Write out each line exactly as given. Leave the pictures out of your copy.

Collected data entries
>>

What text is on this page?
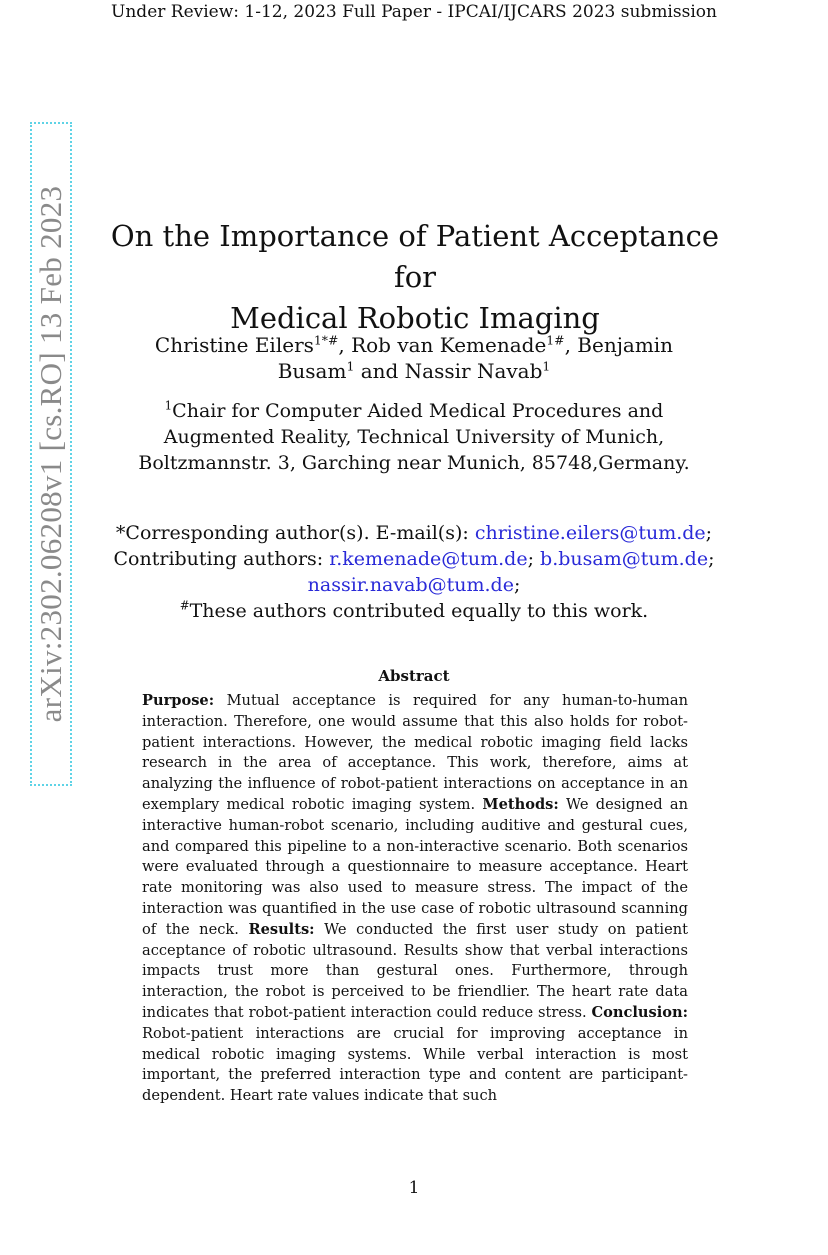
Under Review: 1-12, 2023 Full Paper - IPCAI/IJCARS 2023 submission
arXiv:2302.06208v1 [cs.RO] 13 Feb 2023	On the Importance of Patient Acceptance for
Medical Robotic Imaging
Christine Eilers$^{1*\#}$, Rob van Kemenade$^{1\#}$, Benjamin Busam$^1$ and Nassir Navab$^1$
$^1$Chair for Computer Aided Medical Procedures and Augmented Reality, Technical University of Munich, Boltzmannstr. 3, Garching near Munich, 85748,Germany.
*Corresponding author(s). E-mail(s): christine.eilers@tum.de;
Contributing authors: r.kemenade@tum.de; b.busam@tum.de;
nassir.navab@tum.de;
#These authors contributed equally to this work.
Abstract
Purpose: Mutual acceptance is required for any human-to-human interaction. Therefore, one would assume that this also holds for robot-patient interactions. However, the medical robotic imaging field lacks research in the area of acceptance. This work, therefore, aims at analyzing the influence of robot-patient interactions on acceptance in an exemplary medical robotic imaging system. Methods: We designed an interactive human-robot scenario, including auditive and gestural cues, and compared this pipeline to a non-interactive scenario. Both scenarios were evaluated through a questionnaire to measure acceptance. Heart rate monitoring was also used to measure stress. The impact of the interaction was quantified in the use case of robotic ultrasound scanning of the neck. Results: We conducted the first user study on patient acceptance of robotic ultrasound. Results show that verbal interactions impacts trust more than gestural ones. Furthermore, through interaction, the robot is perceived to be friendlier. The heart rate data indicates that robot-patient interaction could reduce stress. Conclusion: Robot-patient interactions are crucial for improving acceptance in medical robotic imaging systems. While verbal interaction is most important, the preferred interaction type and content are participant-dependent. Heart rate values indicate that such
1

<<

REPLY TO THE EXERCISE
What text is on this page?
Under Review: 1-12, 2023 Full Paper - IPCAI/IJCARS 2023 submission
arXiv:2302.06208v1 [cs.RO] 13 Feb 2023	On the Importance of Patient Acceptance for
Medical Robotic Imaging
Christine Eilers$^{1*\#}$, Rob van Kemenade$^{1\#}$, Benjamin Busam$^1$ and Nassir Navab$^1$
$^1$Chair for Computer Aided Medical Procedures and Augmented Reality, Technical University of Munich, Boltzmannstr. 3, Garching near Munich, 85748,Germany.
*Corresponding author(s). E-mail(s): christine.eilers@tum.de;
Contributing authors: r.kemenade@tum.de; b.busam@tum.de;
nassir.navab@tum.de;
#These authors contributed equally to this work.
Abstract
Purpose: Mutual acceptance is required for any human-to-human interaction. Therefore, one would assume that this also holds for robot-patient interactions. However, the medical robotic imaging field lacks research in the area of acceptance. This work, therefore, aims at analyzing the influence of robot-patient interactions on acceptance in an exemplary medical robotic imaging system. Methods: We designed an interactive human-robot scenario, including auditive and gestural cues, and compared this pipeline to a non-interactive scenario. Both scenarios were evaluated through a questionnaire to measure acceptance. Heart rate monitoring was also used to measure stress. The impact of the interaction was quantified in the use case of robotic ultrasound scanning of the neck. Results: We conducted the first user study on patient acceptance of robotic ultrasound. Results show that verbal interactions impacts trust more than gestural ones. Furthermore, through interaction, the robot is perceived to be friendlier. The heart rate data indicates that robot-patient interaction could reduce stress. Conclusion: Robot-patient interactions are crucial for improving acceptance in medical robotic imaging systems. While verbal interaction is most important, the preferred interaction type and content are participant-dependent. Heart rate values indicate that such
1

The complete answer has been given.